● DATASET EXCERPTS:
>> BEGIN

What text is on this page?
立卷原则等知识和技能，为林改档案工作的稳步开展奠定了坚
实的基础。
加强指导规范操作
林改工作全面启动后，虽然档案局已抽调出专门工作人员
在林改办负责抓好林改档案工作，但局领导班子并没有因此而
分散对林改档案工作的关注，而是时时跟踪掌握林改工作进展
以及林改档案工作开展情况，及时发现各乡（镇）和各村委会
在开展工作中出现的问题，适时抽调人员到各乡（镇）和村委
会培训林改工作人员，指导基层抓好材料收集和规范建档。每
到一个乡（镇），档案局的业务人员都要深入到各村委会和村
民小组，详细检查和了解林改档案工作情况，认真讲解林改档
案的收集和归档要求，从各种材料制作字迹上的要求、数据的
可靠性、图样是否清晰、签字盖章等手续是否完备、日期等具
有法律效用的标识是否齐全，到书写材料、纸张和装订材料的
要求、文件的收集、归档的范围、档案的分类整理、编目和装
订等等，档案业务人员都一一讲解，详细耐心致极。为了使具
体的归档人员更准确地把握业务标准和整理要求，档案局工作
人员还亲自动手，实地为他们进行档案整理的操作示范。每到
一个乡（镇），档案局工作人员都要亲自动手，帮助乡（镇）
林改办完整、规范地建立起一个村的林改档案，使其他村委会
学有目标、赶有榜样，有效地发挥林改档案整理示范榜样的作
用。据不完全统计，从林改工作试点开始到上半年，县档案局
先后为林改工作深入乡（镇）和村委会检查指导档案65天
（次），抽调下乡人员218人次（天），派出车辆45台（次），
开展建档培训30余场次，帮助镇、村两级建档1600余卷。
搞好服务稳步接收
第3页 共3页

>> END

● EXERCISE DIRECTIONS:
Retype the records above exactly.

● WRITTEN RESPONSE:
What text is on this page?
立卷原则等知识和技能，为林改档案工作的稳步开展奠定了坚
实的基础。
加强指导规范操作
林改工作全面启动后，虽然档案局已抽调出专门工作人员
在林改办负责抓好林改档案工作，但局领导班子并没有因此而
分散对林改档案工作的关注，而是时时跟踪掌握林改工作进展
以及林改档案工作开展情况，及时发现各乡（镇）和各村委会
在开展工作中出现的问题，适时抽调人员到各乡（镇）和村委
会培训林改工作人员，指导基层抓好材料收集和规范建档。每
到一个乡（镇），档案局的业务人员都要深入到各村委会和村
民小组，详细检查和了解林改档案工作情况，认真讲解林改档
案的收集和归档要求，从各种材料制作字迹上的要求、数据的
可靠性、图样是否清晰、签字盖章等手续是否完备、日期等具
有法律效用的标识是否齐全，到书写材料、纸张和装订材料的
要求、文件的收集、归档的范围、档案的分类整理、编目和装
订等等，档案业务人员都一一讲解，详细耐心致极。为了使具
体的归档人员更准确地把握业务标准和整理要求，档案局工作
人员还亲自动手，实地为他们进行档案整理的操作示范。每到
一个乡（镇），档案局工作人员都要亲自动手，帮助乡（镇）
林改办完整、规范地建立起一个村的林改档案，使其他村委会
学有目标、赶有榜样，有效地发挥林改档案整理示范榜样的作
用。据不完全统计，从林改工作试点开始到上半年，县档案局
先后为林改工作深入乡（镇）和村委会检查指导档案65天
（次），抽调下乡人员218人次（天），派出车辆45台（次），
开展建档培训30余场次，帮助镇、村两级建档1600余卷。
搞好服务稳步接收
第3页 共3页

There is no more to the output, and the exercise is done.